■ **Information shown**

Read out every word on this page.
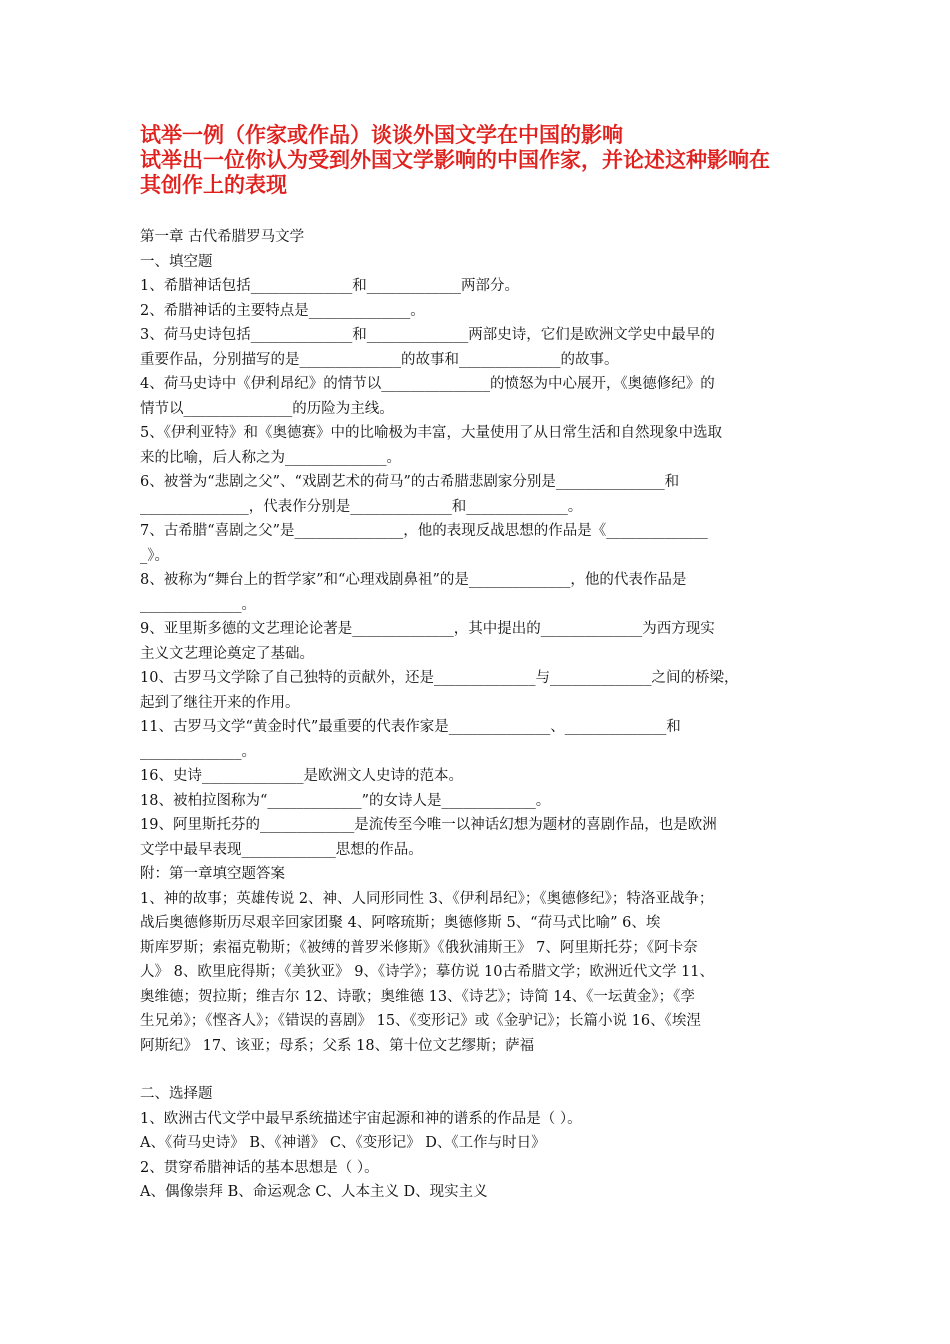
试举一例（作家或作品）谈谈外国文学在中国的影响

试举出一位你认为受到外国文学影响的中国作家，并论述这种影响在

其创作上的表现

第一章 古代希腊罗马文学

一、填空题

1、希腊神话包括______________和_____________两部分。

2、希腊神话的主要特点是______________。

3、荷马史诗包括______________和______________两部史诗，它们是欧洲文学史中最早的

重要作品，分别描写的是______________的故事和______________的故事。

4、荷马史诗中《伊利昂纪》的情节以_______________的愤怒为中心展开，《奥德修纪》的

情节以_______________的历险为主线。

5、《伊利亚特》和《奥德赛》中的比喻极为丰富，大量使用了从日常生活和自然现象中选取

来的比喻，后人称之为______________。

6、被誉为“悲剧之父”、“戏剧艺术的荷马”的古希腊悲剧家分别是_______________和

_______________，代表作分别是______________和______________。

7、古希腊“喜剧之父”是_______________，他的表现反战思想的作品是《______________

_》。

8、被称为“舞台上的哲学家”和“心理戏剧鼻祖”的是______________，他的代表作品是

______________。

9、亚里斯多德的文艺理论论著是______________，其中提出的______________为西方现实

主义文艺理论奠定了基础。

10、古罗马文学除了自己独特的贡献外，还是______________与______________之间的桥梁，

起到了继往开来的作用。

11、古罗马文学“黄金时代”最重要的代表作家是______________、______________和

______________。

16、史诗______________是欧洲文人史诗的范本。

18、被柏拉图称为“_____________”的女诗人是_____________。

19、阿里斯托芬的_____________是流传至今唯一以神话幻想为题材的喜剧作品，也是欧洲

文学中最早表现_____________思想的作品。

附：第一章填空题答案

1、神的故事；英雄传说 2、神、人同形同性 3、《伊利昂纪》；《奥德修纪》；特洛亚战争；

战后奥德修斯历尽艰辛回家团聚 4、阿喀琉斯；奥德修斯 5、“荷马式比喻” 6、埃

斯库罗斯；索福克勒斯；《被缚的普罗米修斯》《俄狄浦斯王》 7、阿里斯托芬；《阿卡奈

人》 8、欧里庇得斯；《美狄亚》 9、《诗学》；摹仿说 10古希腊文学；欧洲近代文学 11、

奥维德；贺拉斯；维吉尔 12、诗歌；奥维德 13、《诗艺》；诗简 14、《一坛黄金》；《孪

生兄弟》；《悭吝人》；《错误的喜剧》 15、《变形记》或《金驴记》；长篇小说 16、《埃涅

阿斯纪》 17、该亚；母系；父系 18、第十位文艺缪斯；萨福

二、选择题

1、欧洲古代文学中最早系统描述宇宙起源和神的谱系的作品是（ ）。

A、《荷马史诗》 B、《神谱》 C、《变形记》 D、《工作与时日》

2、贯穿希腊神话的基本思想是（ ）。

A、偶像崇拜 B、命运观念 C、人本主义 D、现实主义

■ **Brief**
Your job is to transcribe the entries above exactly; skip the pictures.

■ **Task answer**
Read out every word on this page.
试举一例（作家或作品）谈谈外国文学在中国的影响

试举出一位你认为受到外国文学影响的中国作家，并论述这种影响在

其创作上的表现

第一章 古代希腊罗马文学

一、填空题

1、希腊神话包括______________和_____________两部分。

2、希腊神话的主要特点是______________。

3、荷马史诗包括______________和______________两部史诗，它们是欧洲文学史中最早的

重要作品，分别描写的是______________的故事和______________的故事。

4、荷马史诗中《伊利昂纪》的情节以_______________的愤怒为中心展开，《奥德修纪》的

情节以_______________的历险为主线。

5、《伊利亚特》和《奥德赛》中的比喻极为丰富，大量使用了从日常生活和自然现象中选取

来的比喻，后人称之为______________。

6、被誉为“悲剧之父”、“戏剧艺术的荷马”的古希腊悲剧家分别是_______________和

_______________，代表作分别是______________和______________。

7、古希腊“喜剧之父”是_______________，他的表现反战思想的作品是《______________

_》。

8、被称为“舞台上的哲学家”和“心理戏剧鼻祖”的是______________，他的代表作品是

______________。

9、亚里斯多德的文艺理论论著是______________，其中提出的______________为西方现实

主义文艺理论奠定了基础。

10、古罗马文学除了自己独特的贡献外，还是______________与______________之间的桥梁，

起到了继往开来的作用。

11、古罗马文学“黄金时代”最重要的代表作家是______________、______________和

______________。

16、史诗______________是欧洲文人史诗的范本。

18、被柏拉图称为“_____________”的女诗人是_____________。

19、阿里斯托芬的_____________是流传至今唯一以神话幻想为题材的喜剧作品，也是欧洲

文学中最早表现_____________思想的作品。

附：第一章填空题答案

1、神的故事；英雄传说 2、神、人同形同性 3、《伊利昂纪》；《奥德修纪》；特洛亚战争；

战后奥德修斯历尽艰辛回家团聚 4、阿喀琉斯；奥德修斯 5、“荷马式比喻” 6、埃

斯库罗斯；索福克勒斯；《被缚的普罗米修斯》《俄狄浦斯王》 7、阿里斯托芬；《阿卡奈

人》 8、欧里庇得斯；《美狄亚》 9、《诗学》；摹仿说 10古希腊文学；欧洲近代文学 11、

奥维德；贺拉斯；维吉尔 12、诗歌；奥维德 13、《诗艺》；诗简 14、《一坛黄金》；《孪

生兄弟》；《悭吝人》；《错误的喜剧》 15、《变形记》或《金驴记》；长篇小说 16、《埃涅

阿斯纪》 17、该亚；母系；父系 18、第十位文艺缪斯；萨福

二、选择题

1、欧洲古代文学中最早系统描述宇宙起源和神的谱系的作品是（ ）。

A、《荷马史诗》 B、《神谱》 C、《变形记》 D、《工作与时日》

2、贯穿希腊神话的基本思想是（ ）。

A、偶像崇拜 B、命运观念 C、人本主义 D、现实主义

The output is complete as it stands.